(WHAT YOU SHOULD DO): Present the following data again exactly as it is shown.

(RECORDED DATA):
** Start **
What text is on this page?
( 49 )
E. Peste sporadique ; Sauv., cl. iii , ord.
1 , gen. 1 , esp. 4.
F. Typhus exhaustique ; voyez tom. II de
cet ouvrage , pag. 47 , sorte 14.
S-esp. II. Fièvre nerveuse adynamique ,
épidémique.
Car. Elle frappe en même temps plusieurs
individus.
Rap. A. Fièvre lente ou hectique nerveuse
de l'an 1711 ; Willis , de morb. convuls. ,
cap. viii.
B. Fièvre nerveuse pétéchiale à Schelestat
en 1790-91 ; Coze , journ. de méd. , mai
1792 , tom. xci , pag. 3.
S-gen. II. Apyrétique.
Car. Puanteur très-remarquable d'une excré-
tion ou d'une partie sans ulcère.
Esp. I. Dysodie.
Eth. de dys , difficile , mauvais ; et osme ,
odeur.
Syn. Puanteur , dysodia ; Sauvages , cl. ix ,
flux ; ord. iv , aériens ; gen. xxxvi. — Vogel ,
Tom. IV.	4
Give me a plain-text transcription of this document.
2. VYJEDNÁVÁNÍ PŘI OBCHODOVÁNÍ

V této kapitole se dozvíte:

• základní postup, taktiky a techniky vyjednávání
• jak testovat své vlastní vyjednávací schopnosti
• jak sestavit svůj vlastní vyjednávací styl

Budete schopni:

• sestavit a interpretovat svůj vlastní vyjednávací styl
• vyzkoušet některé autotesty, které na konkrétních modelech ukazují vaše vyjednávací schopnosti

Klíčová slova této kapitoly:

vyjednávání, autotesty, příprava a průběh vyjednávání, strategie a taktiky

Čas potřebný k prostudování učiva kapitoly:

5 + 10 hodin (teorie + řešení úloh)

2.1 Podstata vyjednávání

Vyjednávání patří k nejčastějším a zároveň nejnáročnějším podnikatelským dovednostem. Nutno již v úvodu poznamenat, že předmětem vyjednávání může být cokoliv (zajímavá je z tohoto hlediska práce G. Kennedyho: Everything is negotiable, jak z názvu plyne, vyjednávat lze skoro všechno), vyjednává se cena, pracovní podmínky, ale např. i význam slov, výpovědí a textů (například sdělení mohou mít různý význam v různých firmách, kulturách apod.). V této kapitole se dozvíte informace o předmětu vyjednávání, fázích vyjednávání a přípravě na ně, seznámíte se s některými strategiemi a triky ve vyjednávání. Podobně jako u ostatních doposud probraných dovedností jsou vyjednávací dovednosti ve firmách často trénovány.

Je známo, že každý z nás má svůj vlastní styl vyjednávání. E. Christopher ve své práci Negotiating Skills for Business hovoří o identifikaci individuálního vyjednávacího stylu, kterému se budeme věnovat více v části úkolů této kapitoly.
** End **
(SOLUTION TO THIS TASK):
What text is on this page?
( 49 )
E. Peste sporadique ; Sauv., cl. iii , ord.
1 , gen. 1 , esp. 4.
F. Typhus exhaustique ; voyez tom. II de
cet ouvrage , pag. 47 , sorte 14.
S-esp. II. Fièvre nerveuse adynamique ,
épidémique.
Car. Elle frappe en même temps plusieurs
individus.
Rap. A. Fièvre lente ou hectique nerveuse
de l'an 1711 ; Willis , de morb. convuls. ,
cap. viii.
B. Fièvre nerveuse pétéchiale à Schelestat
en 1790-91 ; Coze , journ. de méd. , mai
1792 , tom. xci , pag. 3.
S-gen. II. Apyrétique.
Car. Puanteur très-remarquable d'une excré-
tion ou d'une partie sans ulcère.
Esp. I. Dysodie.
Eth. de dys , difficile , mauvais ; et osme ,
odeur.
Syn. Puanteur , dysodia ; Sauvages , cl. ix ,
flux ; ord. iv , aériens ; gen. xxxvi. — Vogel ,
Tom. IV.	4
Give me a plain-text transcription of this document.
2. VYJEDNÁVÁNÍ PŘI OBCHODOVÁNÍ

V této kapitole se dozvíte:

• základní postup, taktiky a techniky vyjednávání
• jak testovat své vlastní vyjednávací schopnosti
• jak sestavit svůj vlastní vyjednávací styl

Budete schopni:

• sestavit a interpretovat svůj vlastní vyjednávací styl
• vyzkoušet některé autotesty, které na konkrétních modelech ukazují vaše vyjednávací schopnosti

Klíčová slova této kapitoly:

vyjednávání, autotesty, příprava a průběh vyjednávání, strategie a taktiky

Čas potřebný k prostudování učiva kapitoly:

5 + 10 hodin (teorie + řešení úloh)

2.1 Podstata vyjednávání

Vyjednávání patří k nejčastějším a zároveň nejnáročnějším podnikatelským dovednostem. Nutno již v úvodu poznamenat, že předmětem vyjednávání může být cokoliv (zajímavá je z tohoto hlediska práce G. Kennedyho: Everything is negotiable, jak z názvu plyne, vyjednávat lze skoro všechno), vyjednává se cena, pracovní podmínky, ale např. i význam slov, výpovědí a textů (například sdělení mohou mít různý význam v různých firmách, kulturách apod.). V této kapitole se dozvíte informace o předmětu vyjednávání, fázích vyjednávání a přípravě na ně, seznámíte se s některými strategiemi a triky ve vyjednávání. Podobně jako u ostatních doposud probraných dovedností jsou vyjednávací dovednosti ve firmách často trénovány.

Je známo, že každý z nás má svůj vlastní styl vyjednávání. E. Christopher ve své práci Negotiating Skills for Business hovoří o identifikaci individuálního vyjednávacího stylu, kterému se budeme věnovat více v části úkolů této kapitoly.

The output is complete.